** start Exercise data **
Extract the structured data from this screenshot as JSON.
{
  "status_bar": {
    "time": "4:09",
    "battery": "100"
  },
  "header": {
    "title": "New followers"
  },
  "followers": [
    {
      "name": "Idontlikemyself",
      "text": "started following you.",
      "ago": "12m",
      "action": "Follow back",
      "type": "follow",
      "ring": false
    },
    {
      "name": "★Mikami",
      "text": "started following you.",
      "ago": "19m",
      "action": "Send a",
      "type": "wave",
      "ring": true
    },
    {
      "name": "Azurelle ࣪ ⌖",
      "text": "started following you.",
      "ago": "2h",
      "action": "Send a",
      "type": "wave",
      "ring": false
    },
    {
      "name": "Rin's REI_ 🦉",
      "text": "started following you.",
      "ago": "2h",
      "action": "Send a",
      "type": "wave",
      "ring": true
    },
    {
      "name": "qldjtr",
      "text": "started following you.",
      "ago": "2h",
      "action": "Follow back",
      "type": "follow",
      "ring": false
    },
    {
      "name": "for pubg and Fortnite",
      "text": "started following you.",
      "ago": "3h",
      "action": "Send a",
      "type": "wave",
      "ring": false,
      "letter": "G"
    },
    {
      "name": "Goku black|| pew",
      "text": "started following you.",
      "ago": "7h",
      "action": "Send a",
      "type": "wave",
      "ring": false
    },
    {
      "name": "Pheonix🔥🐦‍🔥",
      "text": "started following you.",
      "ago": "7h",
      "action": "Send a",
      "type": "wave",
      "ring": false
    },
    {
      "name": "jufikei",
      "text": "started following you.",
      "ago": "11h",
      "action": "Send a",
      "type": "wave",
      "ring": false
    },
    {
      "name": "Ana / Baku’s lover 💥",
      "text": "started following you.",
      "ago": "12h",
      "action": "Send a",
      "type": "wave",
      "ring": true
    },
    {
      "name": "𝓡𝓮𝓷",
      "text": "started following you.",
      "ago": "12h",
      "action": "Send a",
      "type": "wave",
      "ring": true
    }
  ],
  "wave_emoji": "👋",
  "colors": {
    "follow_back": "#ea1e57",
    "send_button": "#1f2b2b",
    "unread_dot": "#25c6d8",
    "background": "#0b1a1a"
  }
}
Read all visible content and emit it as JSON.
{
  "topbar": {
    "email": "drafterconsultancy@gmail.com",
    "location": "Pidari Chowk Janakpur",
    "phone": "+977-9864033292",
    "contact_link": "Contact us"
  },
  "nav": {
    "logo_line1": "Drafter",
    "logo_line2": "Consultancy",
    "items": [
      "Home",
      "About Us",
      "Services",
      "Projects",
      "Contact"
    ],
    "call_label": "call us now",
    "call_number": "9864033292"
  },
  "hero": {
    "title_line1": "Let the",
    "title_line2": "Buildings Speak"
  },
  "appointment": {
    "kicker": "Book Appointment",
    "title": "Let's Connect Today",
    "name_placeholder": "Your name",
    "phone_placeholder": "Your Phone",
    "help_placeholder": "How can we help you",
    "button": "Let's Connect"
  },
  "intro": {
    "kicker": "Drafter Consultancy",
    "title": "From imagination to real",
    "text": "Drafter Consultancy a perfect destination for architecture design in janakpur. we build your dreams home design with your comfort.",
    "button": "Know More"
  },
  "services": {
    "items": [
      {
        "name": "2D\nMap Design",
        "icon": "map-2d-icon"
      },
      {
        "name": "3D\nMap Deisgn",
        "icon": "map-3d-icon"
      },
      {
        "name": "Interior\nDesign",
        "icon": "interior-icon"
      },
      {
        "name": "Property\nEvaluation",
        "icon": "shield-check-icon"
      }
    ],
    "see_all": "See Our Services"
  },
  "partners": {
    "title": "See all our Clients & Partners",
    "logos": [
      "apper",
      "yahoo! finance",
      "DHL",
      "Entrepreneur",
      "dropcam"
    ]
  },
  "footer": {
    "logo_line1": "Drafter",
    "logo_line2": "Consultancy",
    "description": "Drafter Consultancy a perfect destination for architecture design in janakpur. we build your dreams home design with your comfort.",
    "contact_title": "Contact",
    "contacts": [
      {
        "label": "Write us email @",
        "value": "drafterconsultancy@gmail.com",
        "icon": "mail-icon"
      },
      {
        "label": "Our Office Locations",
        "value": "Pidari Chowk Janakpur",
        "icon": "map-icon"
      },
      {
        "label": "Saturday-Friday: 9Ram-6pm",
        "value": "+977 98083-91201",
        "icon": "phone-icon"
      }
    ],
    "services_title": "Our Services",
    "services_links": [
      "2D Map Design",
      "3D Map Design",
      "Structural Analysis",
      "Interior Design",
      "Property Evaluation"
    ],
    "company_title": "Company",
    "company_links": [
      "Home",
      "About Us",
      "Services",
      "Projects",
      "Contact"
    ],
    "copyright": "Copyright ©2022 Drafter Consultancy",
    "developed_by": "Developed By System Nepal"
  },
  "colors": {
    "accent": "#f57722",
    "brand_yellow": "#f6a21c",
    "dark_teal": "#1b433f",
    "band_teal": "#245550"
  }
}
** end Exercise data **
_Problem details_
Output the data above exactly, please, line for line.

_Final result_
Extract the structured data from this screenshot as JSON.
{
  "status_bar": {
    "time": "4:09",
    "battery": "100"
  },
  "header": {
    "title": "New followers"
  },
  "followers": [
    {
      "name": "Idontlikemyself",
      "text": "started following you.",
      "ago": "12m",
      "action": "Follow back",
      "type": "follow",
      "ring": false
    },
    {
      "name": "★Mikami",
      "text": "started following you.",
      "ago": "19m",
      "action": "Send a",
      "type": "wave",
      "ring": true
    },
    {
      "name": "Azurelle ࣪ ⌖",
      "text": "started following you.",
      "ago": "2h",
      "action": "Send a",
      "type": "wave",
      "ring": false
    },
    {
      "name": "Rin's REI_ 🦉",
      "text": "started following you.",
      "ago": "2h",
      "action": "Send a",
      "type": "wave",
      "ring": true
    },
    {
      "name": "qldjtr",
      "text": "started following you.",
      "ago": "2h",
      "action": "Follow back",
      "type": "follow",
      "ring": false
    },
    {
      "name": "for pubg and Fortnite",
      "text": "started following you.",
      "ago": "3h",
      "action": "Send a",
      "type": "wave",
      "ring": false,
      "letter": "G"
    },
    {
      "name": "Goku black|| pew",
      "text": "started following you.",
      "ago": "7h",
      "action": "Send a",
      "type": "wave",
      "ring": false
    },
    {
      "name": "Pheonix🔥🐦‍🔥",
      "text": "started following you.",
      "ago": "7h",
      "action": "Send a",
      "type": "wave",
      "ring": false
    },
    {
      "name": "jufikei",
      "text": "started following you.",
      "ago": "11h",
      "action": "Send a",
      "type": "wave",
      "ring": false
    },
    {
      "name": "Ana / Baku’s lover 💥",
      "text": "started following you.",
      "ago": "12h",
      "action": "Send a",
      "type": "wave",
      "ring": true
    },
    {
      "name": "𝓡𝓮𝓷",
      "text": "started following you.",
      "ago": "12h",
      "action": "Send a",
      "type": "wave",
      "ring": true
    }
  ],
  "wave_emoji": "👋",
  "colors": {
    "follow_back": "#ea1e57",
    "send_button": "#1f2b2b",
    "unread_dot": "#25c6d8",
    "background": "#0b1a1a"
  }
}
Read all visible content and emit it as JSON.
{
  "topbar": {
    "email": "drafterconsultancy@gmail.com",
    "location": "Pidari Chowk Janakpur",
    "phone": "+977-9864033292",
    "contact_link": "Contact us"
  },
  "nav": {
    "logo_line1": "Drafter",
    "logo_line2": "Consultancy",
    "items": [
      "Home",
      "About Us",
      "Services",
      "Projects",
      "Contact"
    ],
    "call_label": "call us now",
    "call_number": "9864033292"
  },
  "hero": {
    "title_line1": "Let the",
    "title_line2": "Buildings Speak"
  },
  "appointment": {
    "kicker": "Book Appointment",
    "title": "Let's Connect Today",
    "name_placeholder": "Your name",
    "phone_placeholder": "Your Phone",
    "help_placeholder": "How can we help you",
    "button": "Let's Connect"
  },
  "intro": {
    "kicker": "Drafter Consultancy",
    "title": "From imagination to real",
    "text": "Drafter Consultancy a perfect destination for architecture design in janakpur. we build your dreams home design with your comfort.",
    "button": "Know More"
  },
  "services": {
    "items": [
      {
        "name": "2D\nMap Design",
        "icon": "map-2d-icon"
      },
      {
        "name": "3D\nMap Deisgn",
        "icon": "map-3d-icon"
      },
      {
        "name": "Interior\nDesign",
        "icon": "interior-icon"
      },
      {
        "name": "Property\nEvaluation",
        "icon": "shield-check-icon"
      }
    ],
    "see_all": "See Our Services"
  },
  "partners": {
    "title": "See all our Clients & Partners",
    "logos": [
      "apper",
      "yahoo! finance",
      "DHL",
      "Entrepreneur",
      "dropcam"
    ]
  },
  "footer": {
    "logo_line1": "Drafter",
    "logo_line2": "Consultancy",
    "description": "Drafter Consultancy a perfect destination for architecture design in janakpur. we build your dreams home design with your comfort.",
    "contact_title": "Contact",
    "contacts": [
      {
        "label": "Write us email @",
        "value": "drafterconsultancy@gmail.com",
        "icon": "mail-icon"
      },
      {
        "label": "Our Office Locations",
        "value": "Pidari Chowk Janakpur",
        "icon": "map-icon"
      },
      {
        "label": "Saturday-Friday: 9Ram-6pm",
        "value": "+977 98083-91201",
        "icon": "phone-icon"
      }
    ],
    "services_title": "Our Services",
    "services_links": [
      "2D Map Design",
      "3D Map Design",
      "Structural Analysis",
      "Interior Design",
      "Property Evaluation"
    ],
    "company_title": "Company",
    "company_links": [
      "Home",
      "About Us",
      "Services",
      "Projects",
      "Contact"
    ],
    "copyright": "Copyright ©2022 Drafter Consultancy",
    "developed_by": "Developed By System Nepal"
  },
  "colors": {
    "accent": "#f57722",
    "brand_yellow": "#f6a21c",
    "dark_teal": "#1b433f",
    "band_teal": "#245550"
  }
}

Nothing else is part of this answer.